### [Extrait du texte]
************

Jésus n’a pas fait beaucoup de miracles à Nazareth, à cause de leur manque de foi. Pas à cause d’un manque de puissance divine. Mais parce que leurs cœurs étaient fermés. Et nous ? Pourquoi l’Afrique, si riche en ressources naturelles, humaines et spirituelles, est-elle toujours à la traîne ? Pourquoi tant de pays africains, malgré des décennies d’indépendance, restent dépendants, pauvres, endettés ? Parce que nous ne croyons pas en nous-mêmes et que nous méprisons ceux qui parmi nous voient loin, qui parlent vrai, qui appellent à une conversion profonde. Le miracle du développement ne viendra pas sans foi. Pas sans cette foi active qui écoute les voix prophétiques, qui ose remettre en cause les systèmes corrompus, les élites complices. Il est temps, frères et sœurs, que l’Afrique reconnaisse ses prophètes. Ne soyons pas comme Nazareth. Il est temps que nos gouvernants écoutent ceux qui dénoncent les pactes injustes, les accords mortifères. Il est temps qu’oreille soit prêtée aux voix lucides, aux veilleurs, aux éveilleurs de conscience. Il est temps que les jeunes africains se lèvent, non pas pour fuir le continent, mais pour bâtir une nouvelle société.
Seigneur, ouvre nos yeux aux signes de ton Esprit.
Seigneur, ouvre nos oreilles à la voix de tes prophètes.

************

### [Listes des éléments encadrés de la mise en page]
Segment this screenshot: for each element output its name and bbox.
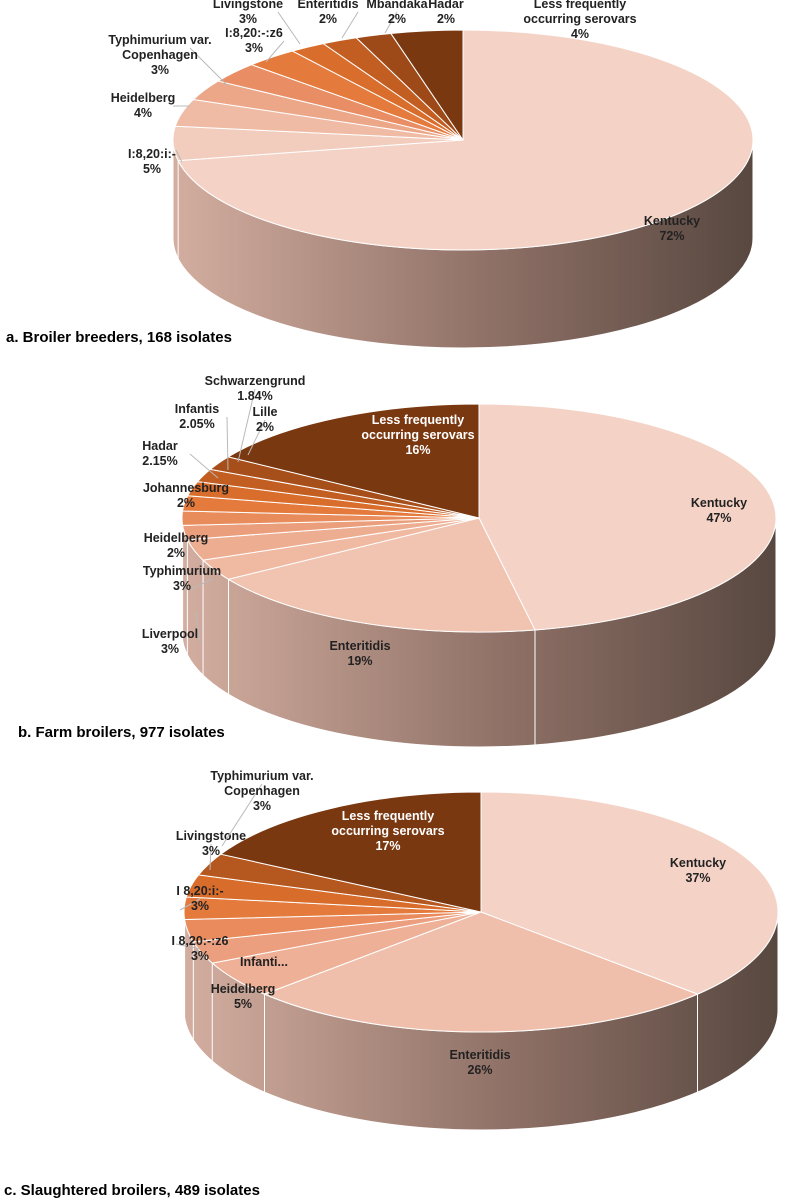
- slice-label-i-8-20-z6: I 8,20:-:z6 3%: [172, 934, 229, 963]
- slice-label-kentucky: Kentucky 72%: [644, 214, 700, 243]
- caption-broiler-breeders: a. Broiler breeders, 168 isolates: [6, 329, 232, 346]
- pie-chart-broiler-breeders: Kentucky 72% I:8,20:i:-5% Heidelberg 4% Typhi…: [108, 0, 754, 349]
- leader-line-livingstone: [277, 11, 301, 45]
- slice-label-i-8-20-i: I:8,20:i:-5%: [128, 147, 176, 176]
- pie-chart-slaughtered-broilers: Kentucky 37% Enteritidis 26% Heidelberg 5% Inf…: [172, 769, 779, 1131]
- caption-farm-broilers: b. Farm broilers, 977 isolates: [18, 724, 225, 741]
- slice-label-mbandaka: Mbandaka 2%: [366, 0, 428, 26]
- slice-label-infantis: Infantis 2.05%: [175, 402, 219, 431]
- slice-label-enteritidis: Enteritidis 26%: [449, 1048, 510, 1077]
- leader-line-i-8-20-i: [175, 149, 183, 163]
- leader-line-schwarzengrund: [237, 388, 256, 463]
- slice-less-frequently-occurring-serovars: [390, 29, 464, 141]
- leader-line-liverpool: [195, 611, 201, 643]
- slice-label-less-frequently-occurring-serovars: Less frequently occurring serovars 4%: [523, 0, 636, 41]
- slice-label-i-8-20-z6: I:8,20:-:z6 3%: [225, 26, 283, 55]
- slice-label-i-8-20-i: I 8,20:i:-3%: [176, 884, 223, 913]
- slice-label-livingstone: Livingstone 3%: [213, 0, 283, 26]
- leader-line-lille: [247, 419, 266, 456]
- slice-label-livingstone: Livingstone 3%: [176, 829, 246, 858]
- leader-line-i-8-20-i: [179, 898, 201, 911]
- slice-less-frequently-occurring-serovars: [227, 403, 480, 519]
- slice-label-kentucky: Kentucky 47%: [691, 496, 747, 525]
- slice-enteritidis: [227, 517, 536, 633]
- slice-label-typhimurium-var-copenhagen: Typhimurium var. Copenhagen 3%: [108, 33, 211, 77]
- slice-label-enteritidis: Enteritidis 2%: [297, 0, 358, 26]
- leader-line-mbandaka: [384, 11, 398, 34]
- slice-label-lille: Lille 2%: [252, 405, 277, 434]
- slice-label-kentucky: Kentucky 37%: [670, 856, 726, 885]
- leader-line-i-8-20-z6: [265, 40, 285, 63]
- leader-line-i-8-20-z6: [175, 943, 201, 950]
- slice-label-johannesburg: Johannesburg 2%: [143, 481, 229, 510]
- slice-label-hadar: Hadar 2.15%: [142, 439, 178, 468]
- pie-chart-farm-broilers: Kentucky 47% Enteritidis 19% Liverpool 3% Typh…: [142, 374, 777, 748]
- leader-line-infantis: [226, 416, 229, 471]
- leader-line-hadar: [189, 453, 219, 479]
- slice-label-enteritidis: Enteritidis 19%: [329, 639, 390, 668]
- slice-label-less-frequently-occurring-serovars: Less frequently occurring serovars 16%: [361, 413, 474, 457]
- slice-label-typhimurium-var-copenhagen: Typhimurium var. Copenhagen 3%: [210, 769, 313, 813]
- leader-line-livingstone: [209, 843, 212, 871]
- slice-label-less-frequently-occurring-serovars: Less frequently occurring serovars 17%: [331, 809, 444, 853]
- leader-line-typhimurium-var-copenhagen: [189, 47, 229, 87]
- slice-kentucky: [480, 791, 779, 995]
- slice-label-infanti: Infanti...: [240, 955, 288, 969]
- slice-label-liverpool: Liverpool 3%: [142, 627, 198, 656]
- caption-slaughtered-broilers: c. Slaughtered broilers, 489 isolates: [4, 1182, 260, 1199]
- slice-kentucky: [478, 403, 777, 631]
- slice-label-heidelberg: Heidelberg 4%: [111, 91, 176, 120]
- slice-enteritidis: [263, 911, 699, 1033]
- slice-less-frequently-occurring-serovars: [220, 791, 482, 913]
- leader-line-typhimurium-var-copenhagen: [221, 783, 263, 847]
- slice-label-hadar: Hadar 2%: [428, 0, 464, 26]
- slice-kentucky: [177, 29, 754, 251]
- slice-label-heidelberg: Heidelberg 5%: [211, 982, 276, 1011]
- slice-label-typhimurium: Typhimurium 3%: [143, 564, 221, 593]
- leader-line-enteritidis: [341, 11, 359, 39]
- slice-label-heidelberg: Heidelberg 2%: [144, 531, 209, 560]
- slice-label-schwarzengrund: Schwarzengrund 1.84%: [205, 374, 306, 403]
- leader-line-typhimurium: [189, 578, 213, 591]
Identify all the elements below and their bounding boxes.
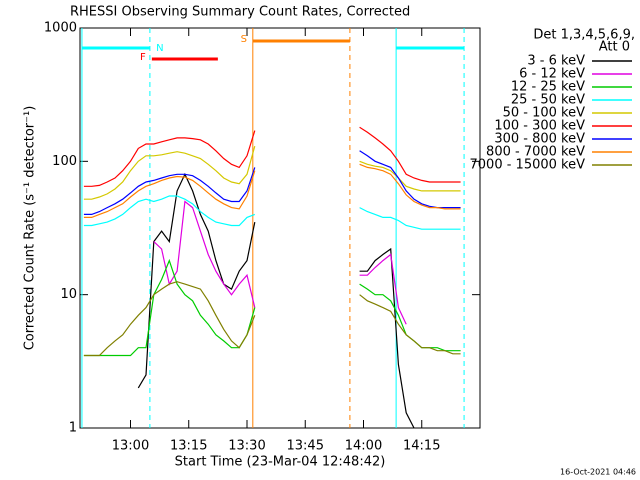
x-tick-label: 14:15 — [403, 439, 440, 454]
series-line — [153, 200, 407, 325]
legend-header: Att 0 — [599, 40, 630, 55]
legend-label: 300 - 800 keV — [494, 132, 585, 147]
y-tick-label: 100 — [52, 154, 77, 169]
x-tick-label: 13:30 — [228, 439, 265, 454]
legend-label: 100 - 300 keV — [494, 119, 585, 134]
y-tick-label: 1000 — [44, 21, 77, 36]
x-tick-label: 13:45 — [287, 439, 324, 454]
legend-label: 50 - 100 keV — [503, 106, 586, 121]
legend-label: 800 - 7000 keV — [486, 145, 585, 160]
x-tick-label: 13:00 — [112, 439, 149, 454]
series-line — [83, 126, 461, 187]
legend-label: 3 - 6 keV — [527, 54, 585, 69]
flag-label: N — [156, 43, 163, 54]
series-line — [83, 145, 461, 200]
x-tick-label: 13:15 — [170, 439, 207, 454]
series-line — [83, 195, 461, 230]
flag-label: F — [140, 52, 146, 63]
x-tick-label: 14:00 — [345, 439, 382, 454]
y-axis-label: Corrected Count Rate (s⁻¹ detector⁻¹) — [23, 106, 38, 351]
y-tick-label: 10 — [60, 287, 77, 302]
legend-header: Det 1,3,4,5,6,9, — [533, 28, 635, 43]
plot-frame — [79, 27, 481, 429]
y-tick-label: 1 — [69, 421, 77, 436]
series-line — [137, 172, 415, 429]
legend-label: 6 - 12 keV — [519, 67, 585, 82]
legend-label: 12 - 25 keV — [511, 80, 585, 95]
x-axis-label: Start Time (23-Mar-04 12:48:42) — [175, 455, 386, 470]
legend-label: 7000 - 15000 keV — [470, 158, 586, 173]
chart-title: RHESSI Observing Summary Count Rates, Co… — [70, 5, 410, 20]
flag-label: S — [241, 34, 247, 45]
series-line — [83, 150, 461, 215]
series-line — [83, 163, 461, 218]
series-line — [83, 281, 461, 357]
footer: 16-Oct-2021 04:46 — [560, 468, 636, 477]
legend-label: 25 - 50 keV — [511, 93, 585, 108]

************

### [Consigne]
Écrivez la suite du texte sur la foi et l'Afrique, en reprenant juste après sa dernière phrase. Ces listes n'ont aucun lien avec le texte.

### [Réponse]
“Et il ne fit pas beaucoup de miracles à cet endroit-là, à cause de leur manque de foi en lui. Ce manque de foi des habitants de Nazareth, ville d’origine de Jésus, les a empêchés de contempler sa gloire, celle de son identité divine. Celui qui n’a pas cru ne peut pas voir la gloire de Dieu. Les mauvais choix que l’homme fait au quotidien entravent inévitablement la manifestation des effets du salut dans sa vie. Rappelons-nous l’histoire des deux larrons crucifiés avec Jésus. Le premier, par son arrogance, son refus de croire en la miséricorde que seul Dieu peut offrir, s’est lui-même fermé la porte du paradis. Contrairement, le second, par une attitude d’humilité, de foi et de confiance en Dieu, a reconnu sa faute, confessé la divinité de Jésus, imploré la miséricorde de Dieu et par conséquent joui de la félicité céleste : C’est pourquoi il est communément appelé le bon larron. Le manque de foi met simplement à mal les bienfaits de Dieu dans notre vie. Si la recherche de la liberté pour nous-mêmes d’abord et nos institutions entraîne des exigences dont nous avons parlé plus haut, de la même manière l’accès au salut éternel porte aussi les siennes.
Pour ce qui est de l’ordre de la relation à Dieu dont la miséricorde se manifeste étonnamment pour l’homme, la foi reste une disposition immanquable dont on ne peut se passer. D’ailleurs, à plusieurs reprises, Jésus a dit aux malades et aux bénéficiaires de la grâce divine : “Ta foi t’a sauvé”. C’est la foi qui sauve et c’est pourquoi sans cette dernière, il ne peut y avoir de miracles. Autant, le progrès n’advient pas sans la liberté des institutions d’un Etat, autant nous ne saurions jouir des effets du salut de Dieu – miracles, guérison, délivrance – sans la foi qui est notre adhésion intérieure qui rend tout possible pour nous. Que les mérites de cette Eucharistie ravivent notre foi et la fassent grandir. Que la Vierge Marie, modèle de la foi, prie pour et avec nous. Qu’elle intercède pour notre chère Nation le Bénin et les autres pays africains ! Nous voudrions être un peuple vraiment libre ; un peuple debout ; un peuple prospère ; n peuple dans la paix.
Ainsi soit-il !
Le Seigneur soit avec vous !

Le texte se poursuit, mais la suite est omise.